= GIVEN INFORMATION =
....................

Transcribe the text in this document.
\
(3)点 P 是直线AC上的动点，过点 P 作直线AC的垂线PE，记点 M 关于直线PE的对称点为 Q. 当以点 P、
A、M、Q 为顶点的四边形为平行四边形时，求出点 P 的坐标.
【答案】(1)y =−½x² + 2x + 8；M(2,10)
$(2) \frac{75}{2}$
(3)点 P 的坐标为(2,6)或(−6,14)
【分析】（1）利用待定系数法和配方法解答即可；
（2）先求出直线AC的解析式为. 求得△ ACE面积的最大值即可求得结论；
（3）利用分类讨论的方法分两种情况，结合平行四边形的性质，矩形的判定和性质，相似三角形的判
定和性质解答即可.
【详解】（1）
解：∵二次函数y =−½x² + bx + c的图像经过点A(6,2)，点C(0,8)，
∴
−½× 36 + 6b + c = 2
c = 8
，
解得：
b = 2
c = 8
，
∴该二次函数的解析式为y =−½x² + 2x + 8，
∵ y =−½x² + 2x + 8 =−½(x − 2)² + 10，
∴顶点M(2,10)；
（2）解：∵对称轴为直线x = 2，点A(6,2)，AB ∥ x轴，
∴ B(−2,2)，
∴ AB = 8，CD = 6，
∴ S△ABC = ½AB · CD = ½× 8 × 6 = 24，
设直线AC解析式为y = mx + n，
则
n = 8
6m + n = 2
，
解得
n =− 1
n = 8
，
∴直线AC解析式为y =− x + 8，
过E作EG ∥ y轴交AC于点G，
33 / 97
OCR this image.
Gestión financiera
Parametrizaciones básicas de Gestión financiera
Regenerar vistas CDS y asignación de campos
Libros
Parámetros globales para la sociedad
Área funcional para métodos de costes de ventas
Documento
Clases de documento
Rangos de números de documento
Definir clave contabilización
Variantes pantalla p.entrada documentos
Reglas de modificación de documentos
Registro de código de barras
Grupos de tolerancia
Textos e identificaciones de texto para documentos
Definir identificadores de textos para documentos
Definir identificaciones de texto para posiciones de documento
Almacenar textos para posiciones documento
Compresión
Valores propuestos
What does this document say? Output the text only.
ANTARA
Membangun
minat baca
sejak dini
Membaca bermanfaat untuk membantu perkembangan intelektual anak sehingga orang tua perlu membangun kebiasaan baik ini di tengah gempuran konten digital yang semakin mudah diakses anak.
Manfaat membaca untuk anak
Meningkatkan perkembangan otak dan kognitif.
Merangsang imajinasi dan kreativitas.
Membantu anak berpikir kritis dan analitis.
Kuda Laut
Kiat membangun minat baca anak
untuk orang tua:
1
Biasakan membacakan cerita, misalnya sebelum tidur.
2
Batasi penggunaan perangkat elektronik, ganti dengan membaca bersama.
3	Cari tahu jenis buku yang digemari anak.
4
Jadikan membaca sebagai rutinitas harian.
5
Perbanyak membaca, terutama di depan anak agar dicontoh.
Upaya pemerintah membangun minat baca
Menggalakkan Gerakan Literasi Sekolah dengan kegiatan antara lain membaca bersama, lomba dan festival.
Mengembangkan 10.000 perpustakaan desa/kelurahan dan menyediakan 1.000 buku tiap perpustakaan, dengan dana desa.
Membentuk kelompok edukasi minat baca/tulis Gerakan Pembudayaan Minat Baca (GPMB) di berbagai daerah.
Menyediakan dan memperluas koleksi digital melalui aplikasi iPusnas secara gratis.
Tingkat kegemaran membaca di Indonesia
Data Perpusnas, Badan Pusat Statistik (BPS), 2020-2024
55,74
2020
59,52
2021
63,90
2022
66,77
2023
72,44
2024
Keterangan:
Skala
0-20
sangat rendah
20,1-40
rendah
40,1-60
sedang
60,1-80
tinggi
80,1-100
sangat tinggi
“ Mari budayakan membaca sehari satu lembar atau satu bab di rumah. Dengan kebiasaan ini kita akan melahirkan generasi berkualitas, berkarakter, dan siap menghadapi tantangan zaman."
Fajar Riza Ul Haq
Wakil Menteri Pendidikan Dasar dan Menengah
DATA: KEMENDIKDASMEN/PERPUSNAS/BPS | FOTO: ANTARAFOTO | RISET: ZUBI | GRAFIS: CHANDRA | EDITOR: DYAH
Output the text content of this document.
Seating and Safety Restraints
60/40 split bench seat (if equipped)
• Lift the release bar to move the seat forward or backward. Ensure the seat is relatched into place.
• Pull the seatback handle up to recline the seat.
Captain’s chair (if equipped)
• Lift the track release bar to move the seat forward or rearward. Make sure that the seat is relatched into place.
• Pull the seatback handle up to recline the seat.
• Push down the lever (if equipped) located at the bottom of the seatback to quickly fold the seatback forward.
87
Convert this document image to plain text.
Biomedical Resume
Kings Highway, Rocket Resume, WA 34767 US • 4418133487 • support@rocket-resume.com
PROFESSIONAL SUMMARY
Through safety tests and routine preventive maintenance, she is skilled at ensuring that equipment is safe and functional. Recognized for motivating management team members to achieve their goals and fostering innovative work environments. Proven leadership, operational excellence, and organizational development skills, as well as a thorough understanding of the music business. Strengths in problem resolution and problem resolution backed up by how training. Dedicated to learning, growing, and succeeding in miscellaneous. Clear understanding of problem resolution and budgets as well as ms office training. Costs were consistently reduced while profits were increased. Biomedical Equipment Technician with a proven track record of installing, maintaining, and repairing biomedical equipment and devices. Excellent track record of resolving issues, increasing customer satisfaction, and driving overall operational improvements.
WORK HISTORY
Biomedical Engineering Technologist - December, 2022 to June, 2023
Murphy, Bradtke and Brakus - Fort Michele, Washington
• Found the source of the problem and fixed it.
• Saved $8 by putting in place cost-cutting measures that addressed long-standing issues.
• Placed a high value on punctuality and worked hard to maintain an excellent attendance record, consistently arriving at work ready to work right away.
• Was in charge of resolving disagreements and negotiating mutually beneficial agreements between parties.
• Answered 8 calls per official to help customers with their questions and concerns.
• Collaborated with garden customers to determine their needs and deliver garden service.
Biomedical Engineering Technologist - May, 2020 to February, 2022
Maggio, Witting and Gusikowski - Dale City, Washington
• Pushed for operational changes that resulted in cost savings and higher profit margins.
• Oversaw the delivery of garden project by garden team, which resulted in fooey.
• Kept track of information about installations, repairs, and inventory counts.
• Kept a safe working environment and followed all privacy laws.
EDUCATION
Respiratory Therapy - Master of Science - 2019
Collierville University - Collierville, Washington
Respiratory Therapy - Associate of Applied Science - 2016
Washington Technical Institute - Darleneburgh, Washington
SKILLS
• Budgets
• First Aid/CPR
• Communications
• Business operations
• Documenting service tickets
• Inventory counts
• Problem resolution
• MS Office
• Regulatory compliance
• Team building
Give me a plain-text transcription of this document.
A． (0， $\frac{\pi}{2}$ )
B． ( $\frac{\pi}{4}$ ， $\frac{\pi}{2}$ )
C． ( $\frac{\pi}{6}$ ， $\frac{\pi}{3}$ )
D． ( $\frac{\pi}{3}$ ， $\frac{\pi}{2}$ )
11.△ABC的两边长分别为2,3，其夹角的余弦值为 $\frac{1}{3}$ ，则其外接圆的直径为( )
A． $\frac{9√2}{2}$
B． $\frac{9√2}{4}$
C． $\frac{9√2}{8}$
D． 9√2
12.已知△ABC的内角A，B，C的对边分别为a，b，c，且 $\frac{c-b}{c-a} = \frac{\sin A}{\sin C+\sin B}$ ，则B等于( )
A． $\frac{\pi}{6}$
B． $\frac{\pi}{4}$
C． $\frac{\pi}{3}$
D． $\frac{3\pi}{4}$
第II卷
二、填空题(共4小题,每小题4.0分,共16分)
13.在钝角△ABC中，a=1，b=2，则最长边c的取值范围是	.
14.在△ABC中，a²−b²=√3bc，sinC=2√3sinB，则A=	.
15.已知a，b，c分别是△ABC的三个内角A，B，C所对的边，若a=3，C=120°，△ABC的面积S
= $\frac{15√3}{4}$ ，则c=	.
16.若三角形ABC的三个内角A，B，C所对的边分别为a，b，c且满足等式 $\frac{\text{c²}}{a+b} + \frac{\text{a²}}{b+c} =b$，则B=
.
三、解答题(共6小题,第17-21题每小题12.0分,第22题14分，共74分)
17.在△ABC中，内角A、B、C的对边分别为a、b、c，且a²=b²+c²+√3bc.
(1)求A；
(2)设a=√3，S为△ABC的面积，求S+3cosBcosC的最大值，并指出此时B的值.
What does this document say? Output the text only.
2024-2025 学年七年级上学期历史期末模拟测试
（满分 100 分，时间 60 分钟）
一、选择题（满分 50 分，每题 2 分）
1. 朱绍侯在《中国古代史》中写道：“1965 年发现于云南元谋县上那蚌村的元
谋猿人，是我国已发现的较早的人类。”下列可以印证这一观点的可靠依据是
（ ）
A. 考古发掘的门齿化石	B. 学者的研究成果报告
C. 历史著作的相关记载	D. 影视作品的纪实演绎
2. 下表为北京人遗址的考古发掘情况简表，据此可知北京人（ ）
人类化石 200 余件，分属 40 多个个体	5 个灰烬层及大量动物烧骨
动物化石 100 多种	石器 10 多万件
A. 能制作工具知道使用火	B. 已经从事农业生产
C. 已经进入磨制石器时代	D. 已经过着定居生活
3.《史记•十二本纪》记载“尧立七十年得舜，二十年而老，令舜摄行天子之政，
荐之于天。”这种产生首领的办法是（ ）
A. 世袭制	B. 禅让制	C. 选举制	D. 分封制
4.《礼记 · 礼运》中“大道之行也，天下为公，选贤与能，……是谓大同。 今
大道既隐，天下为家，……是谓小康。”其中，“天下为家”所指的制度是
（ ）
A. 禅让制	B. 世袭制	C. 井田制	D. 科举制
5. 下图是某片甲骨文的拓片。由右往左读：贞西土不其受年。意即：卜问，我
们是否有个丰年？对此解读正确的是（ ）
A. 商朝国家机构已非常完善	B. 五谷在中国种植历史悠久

....................

Pick out and copy the lines of the material that include the word "Lift".

= OUTPUT FOR THIS EXERCISE =
• Lift the release bar to move the seat forward or backward. Ensure the seat is relatched into place.
• Lift the track release bar to move the seat forward or rearward. Make sure that the seat is relatched into place.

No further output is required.